Skip the images. Copy the records exactly as written.
──────────
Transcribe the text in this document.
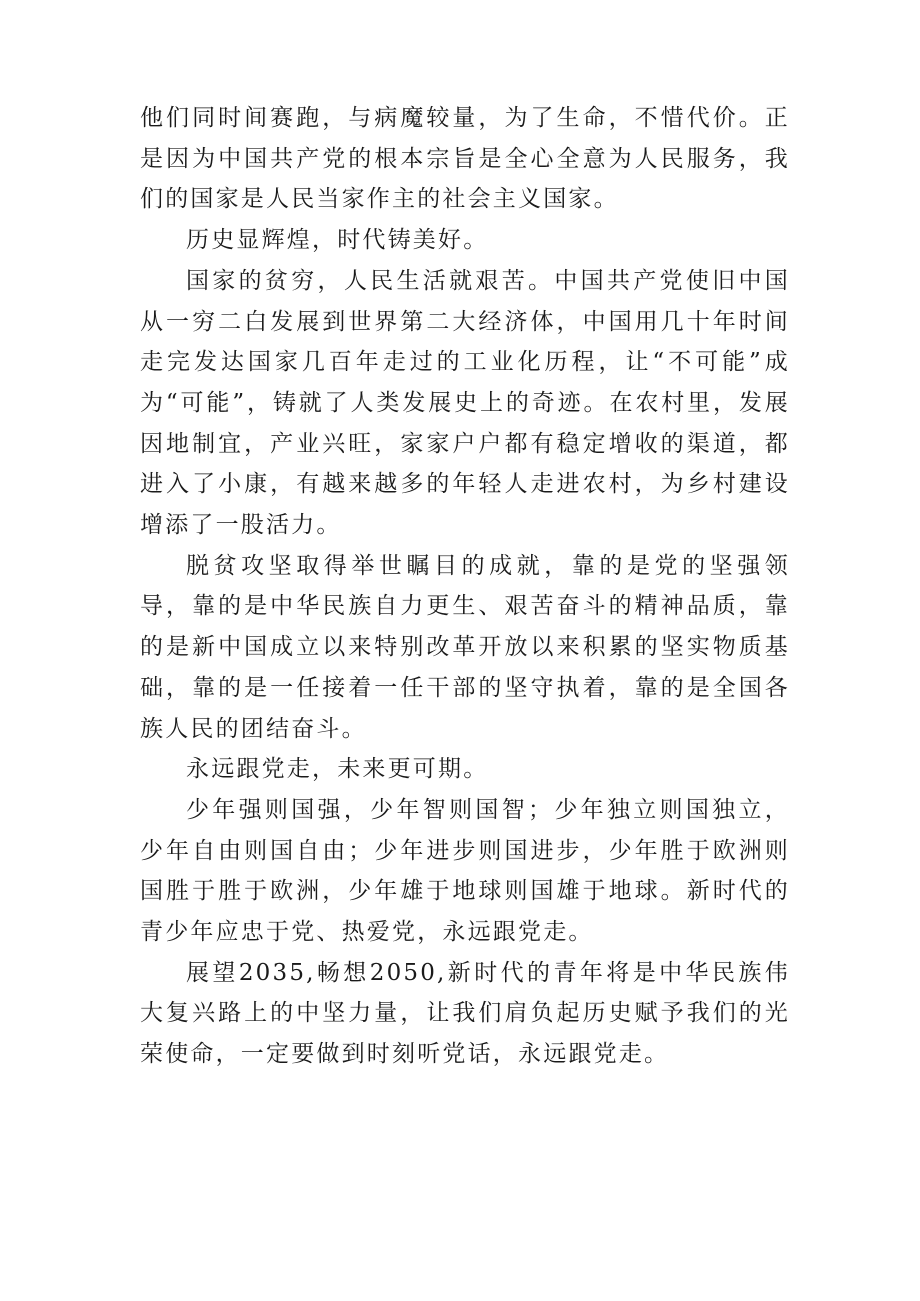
他们同时间赛跑，与病魔较量，为了生命，不惜代价。正是因为中国共产党的根本宗旨是全心全意为人民服务，我们的国家是人民当家作主的社会主义国家。

历史显辉煌，时代铸美好。

国家的贫穷，人民生活就艰苦。中国共产党使旧中国从一穷二白发展到世界第二大经济体，中国用几十年时间走完发达国家几百年走过的工业化历程，让“不可能”成为“可能”，铸就了人类发展史上的奇迹。在农村里，发展因地制宜，产业兴旺，家家户户都有稳定增收的渠道，都进入了小康，有越来越多的年轻人走进农村，为乡村建设增添了一股活力。

脱贫攻坚取得举世瞩目的成就，靠的是党的坚强领导，靠的是中华民族自力更生、艰苦奋斗的精神品质，靠的是新中国成立以来特别改革开放以来积累的坚实物质基础，靠的是一任接着一任干部的坚守执着，靠的是全国各族人民的团结奋斗。

永远跟党走，未来更可期。

少年强则国强，少年智则国智；少年独立则国独立，少年自由则国自由；少年进步则国进步，少年胜于欧洲则国胜于胜于欧洲，少年雄于地球则国雄于地球。新时代的青少年应忠于党、热爱党，永远跟党走。

展望2035,畅想2050,新时代的青年将是中华民族伟大复兴路上的中坚力量，让我们肩负起历史赋予我们的光荣使命，一定要做到时刻听党话，永远跟党走。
──────────
### [FINISHED TASK]
Transcribe the text in this document.
他们同时间赛跑，与病魔较量，为了生命，不惜代价。正是因为中国共产党的根本宗旨是全心全意为人民服务，我们的国家是人民当家作主的社会主义国家。

历史显辉煌，时代铸美好。

国家的贫穷，人民生活就艰苦。中国共产党使旧中国从一穷二白发展到世界第二大经济体，中国用几十年时间走完发达国家几百年走过的工业化历程，让“不可能”成为“可能”，铸就了人类发展史上的奇迹。在农村里，发展因地制宜，产业兴旺，家家户户都有稳定增收的渠道，都进入了小康，有越来越多的年轻人走进农村，为乡村建设增添了一股活力。

脱贫攻坚取得举世瞩目的成就，靠的是党的坚强领导，靠的是中华民族自力更生、艰苦奋斗的精神品质，靠的是新中国成立以来特别改革开放以来积累的坚实物质基础，靠的是一任接着一任干部的坚守执着，靠的是全国各族人民的团结奋斗。

永远跟党走，未来更可期。

少年强则国强，少年智则国智；少年独立则国独立，少年自由则国自由；少年进步则国进步，少年胜于欧洲则国胜于胜于欧洲，少年雄于地球则国雄于地球。新时代的青少年应忠于党、热爱党，永远跟党走。

展望2035,畅想2050,新时代的青年将是中华民族伟大复兴路上的中坚力量，让我们肩负起历史赋予我们的光荣使命，一定要做到时刻听党话，永远跟党走。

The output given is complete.